▶ [Ausgangstext]
_____

02 Mai 2022

Das europapolitische Quartett: Nach den Wahlen in Ungarn, Frankreich und Slowenien – wie weiter mit dem europäischen Parteiensystem?

Mit:
  • Julian Plottka, Universität Passau / Universität Bonn
  • Sophie Pornschlegel, European Policy Centre, Brüssel
  • Manuel Müller, Universität Duisburg-Essen / Der (europäische) Föderalist, Berlin
Dieses Gespräch entstand als Online-Chat und wurde redaktionell bearbeitet.

Janez Janša und Viktor Orbán
Janez Janša wurde abgewählt. Viktor Orbán bleibt im Amt.

Manuel
Die Europawahl 2019 wurde in der öffentlichen Debatte oft als ein Duell „Emmanuel Macron gegen Viktor Orbán“ beschrieben. Als nationale Politiker standen die beiden selbst zwar gar nicht zur Wahl – aber sie galten als die wichtigsten Führungsfiguren der zwei wichtigsten entgegengesetzten Lager in Europa: Hier der französische Staatspräsident, der sich als liberal-progressiver Proeuropäer profiliert hatte, dort der ungarische Regierungschef, der mit nationalistischer und christlich-konservativer Rhetorik den Abbau von Demokratie und Rechtsstaatlichkeit betreibt.

Im vergangenen Monat wurden nun beide wiedergewählt: Anfang April holte Orbáns Fidesz bei der ungarischen Parlamentswahl mit 54 Prozent der Stimmen eine Zweidrittelmehrheit der Mandate. Drei Wochen später setzte sich Macron in der zweiten Runde der französischen Präsidentschaftswahl mit rund 59 Prozent gegen Marine Le Pen durch. Gleichzeitig erlitt bei der Parlamentswahl in Slowenien der Orbán-nahe Ministerpräsident Janez Janša (SDS/EVP) eine krachende Niederlage gegen den grün-liberalen Newcomer Robert Golob (GS/–).

In unserem heutigen Quartett soll es darum gehen, was diese Wahlen für die EU bedeuten. Werden die kommenden Jahre zum Wiederholungsspiel des Europawahlkampfs 2019?

_____

▶ [Ausgangsmaterial]
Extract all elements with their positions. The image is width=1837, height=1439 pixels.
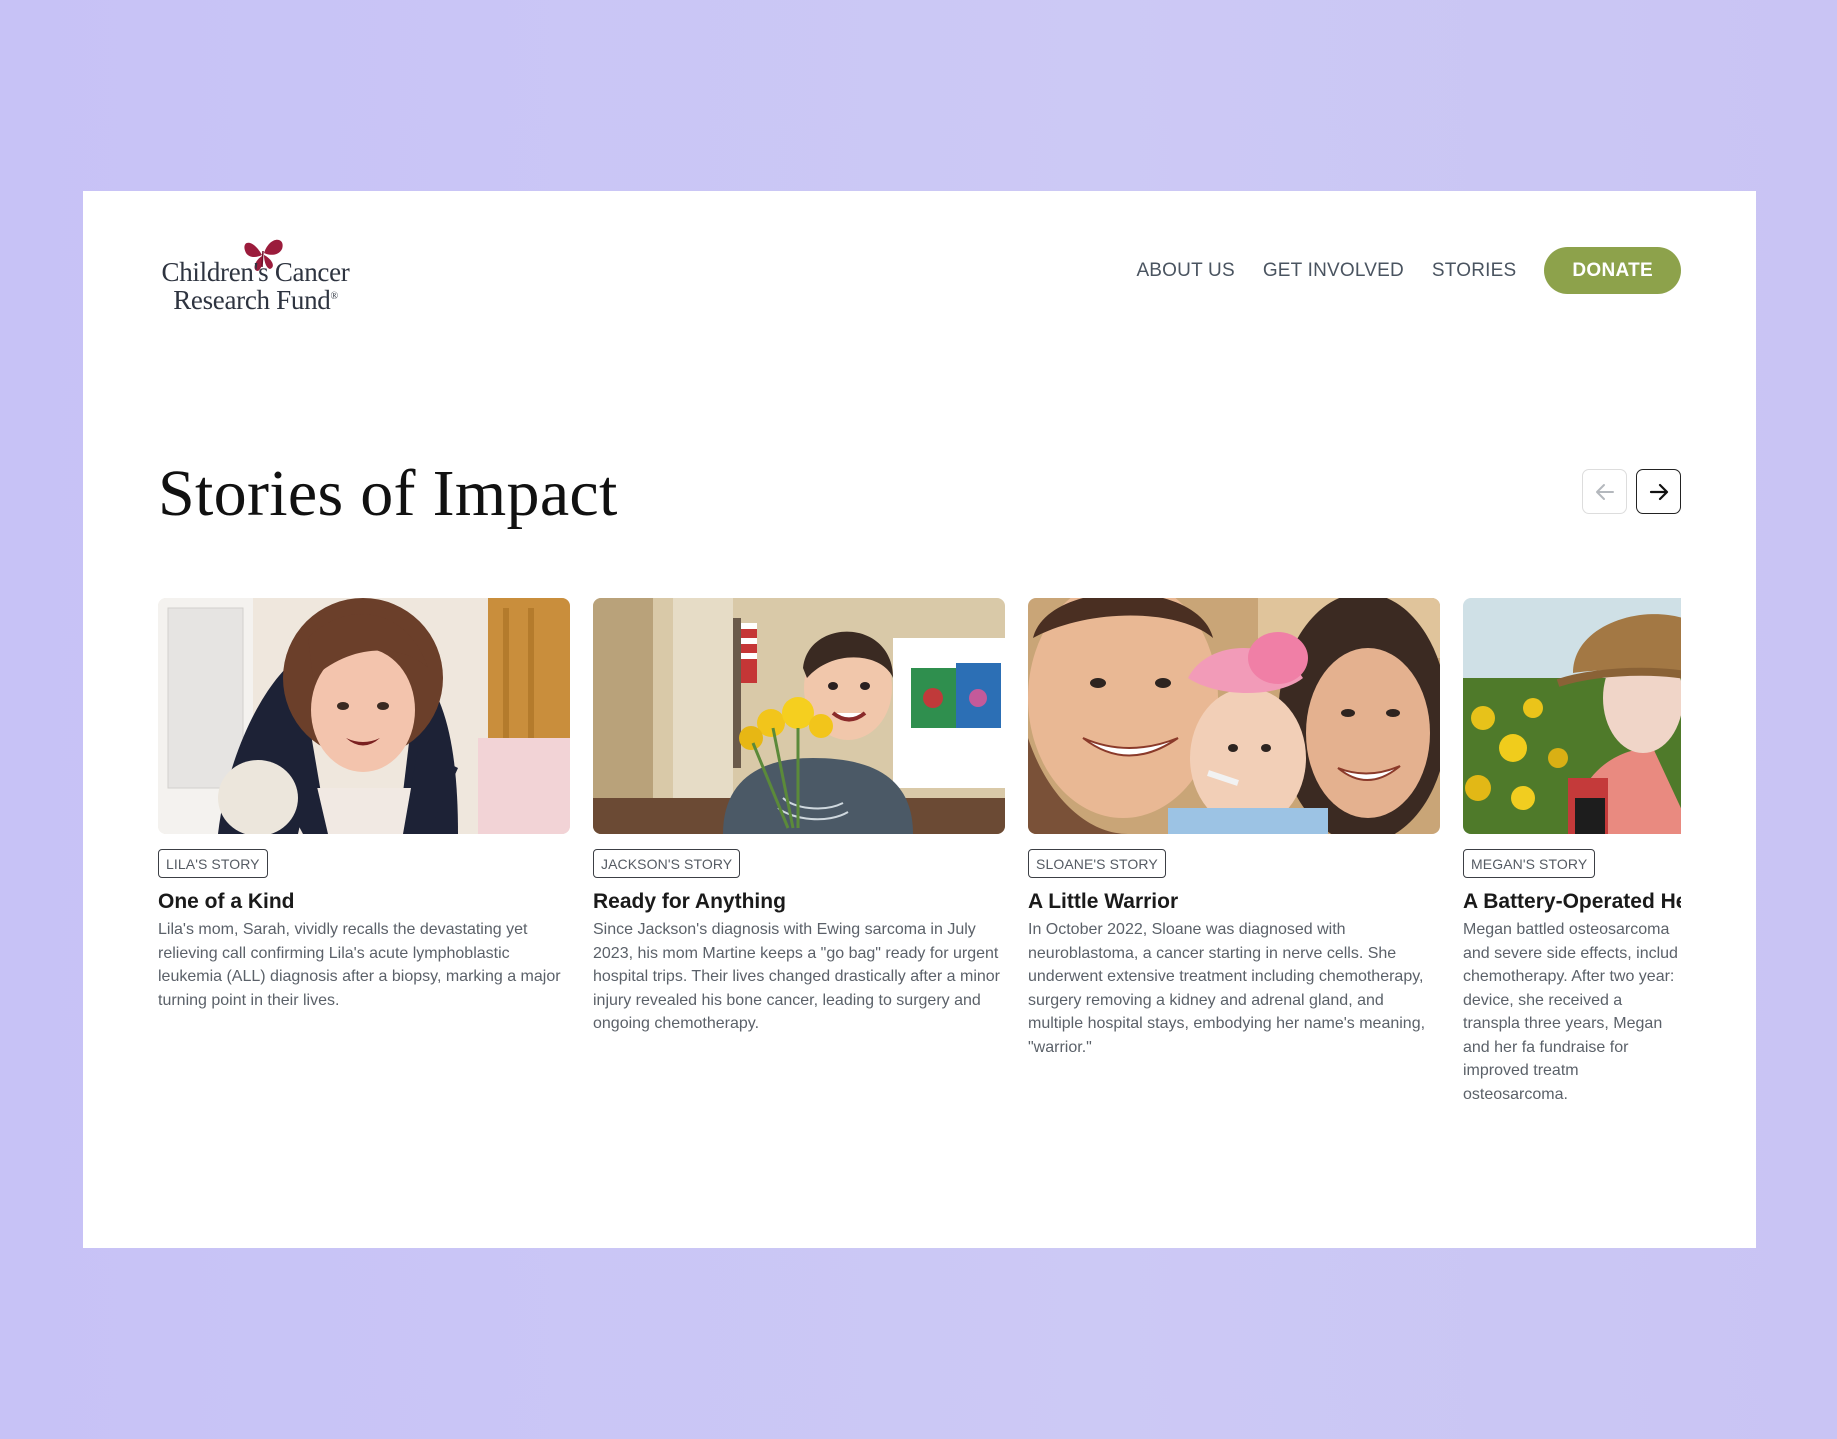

_____

▶ [Aufgabenstellung]
Gib aus dem Gespräch zu den Wahlen den Abschnitt wortgetreu wieder, der mit den Worten „02 Mai 2022“ beginnt und mit „bleibt im Amt.“ endet. Das Material hat mit dem Gespräch zu den Wahlen nichts zu tun.

▶ [Ergebnis]
02 Mai 2022

Das europapolitische Quartett: Nach den Wahlen in Ungarn, Frankreich und Slowenien – wie weiter mit dem europäischen Parteiensystem?

Mit:
  • Julian Plottka, Universität Passau / Universität Bonn
  • Sophie Pornschlegel, European Policy Centre, Brüssel
  • Manuel Müller, Universität Duisburg-Essen / Der (europäische) Föderalist, Berlin
Dieses Gespräch entstand als Online-Chat und wurde redaktionell bearbeitet.

Janez Janša und Viktor Orbán
Janez Janša wurde abgewählt. Viktor Orbán bleibt im Amt.